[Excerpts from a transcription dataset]
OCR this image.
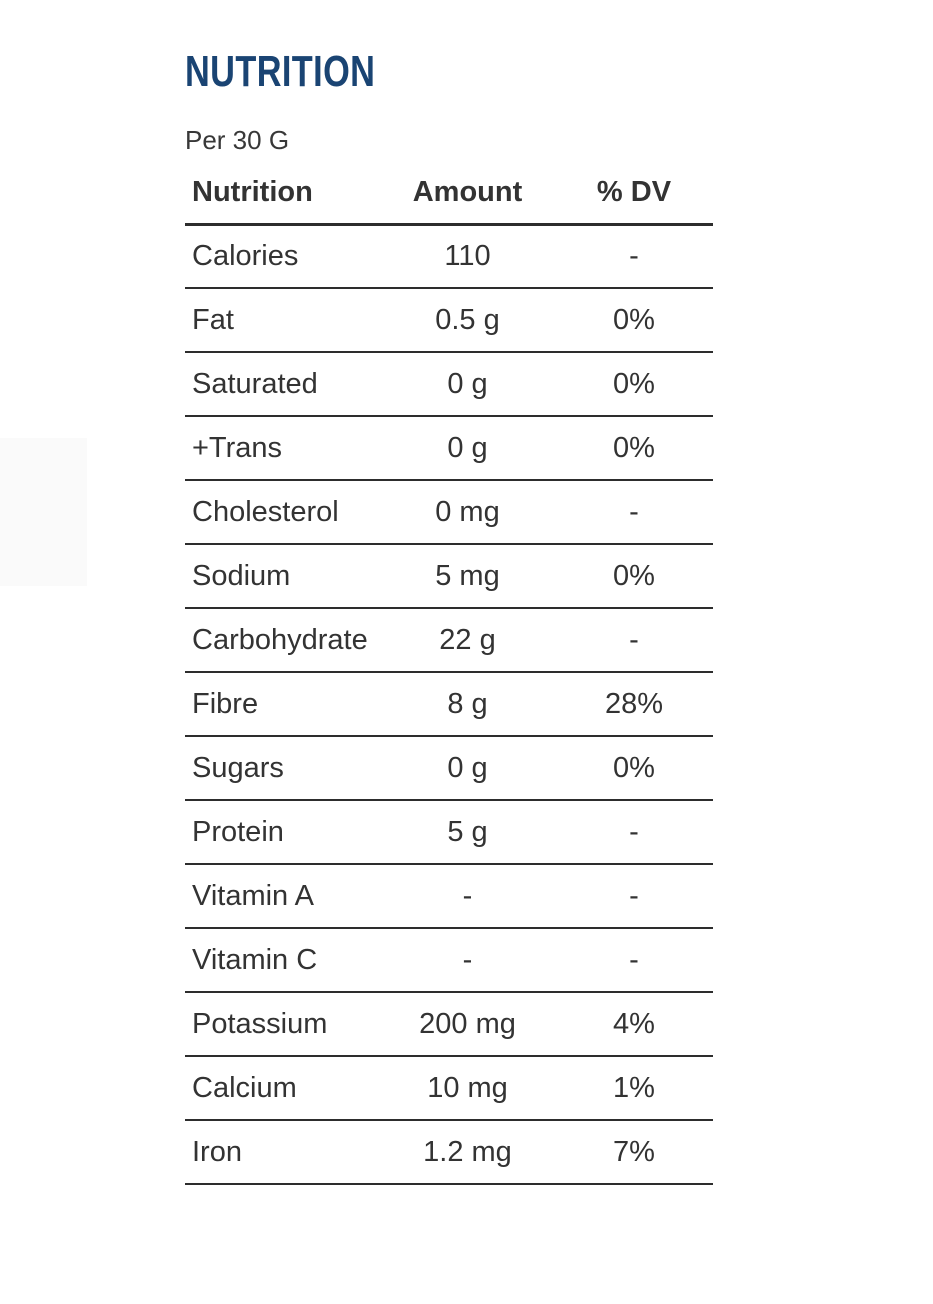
NUTRITION
Per 30 G
Nutrition	Amount	% DV
Calories	110	-
Fat	0.5 g	0%
Saturated	0 g	0%
+Trans	0 g	0%
Cholesterol	0 mg	-
Sodium	5 mg	0%
Carbohydrate	22 g	-
Fibre	8 g	28%
Sugars	0 g	0%
Protein	5 g	-
Vitamin A	-	-
Vitamin C	-	-
Potassium	200 mg	4%
Calcium	10 mg	1%
Iron	1.2 mg	7%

▶ **What you need to do**:
All of the data must be set down exactly, with no pictures included.

▶ **Exercise result**:
OCR this image.
NUTRITION
Per 30 G
Nutrition	Amount	% DV
Calories	110	-
Fat	0.5 g	0%
Saturated	0 g	0%
+Trans	0 g	0%
Cholesterol	0 mg	-
Sodium	5 mg	0%
Carbohydrate	22 g	-
Fibre	8 g	28%
Sugars	0 g	0%
Protein	5 g	-
Vitamin A	-	-
Vitamin C	-	-
Potassium	200 mg	4%
Calcium	10 mg	1%
Iron	1.2 mg	7%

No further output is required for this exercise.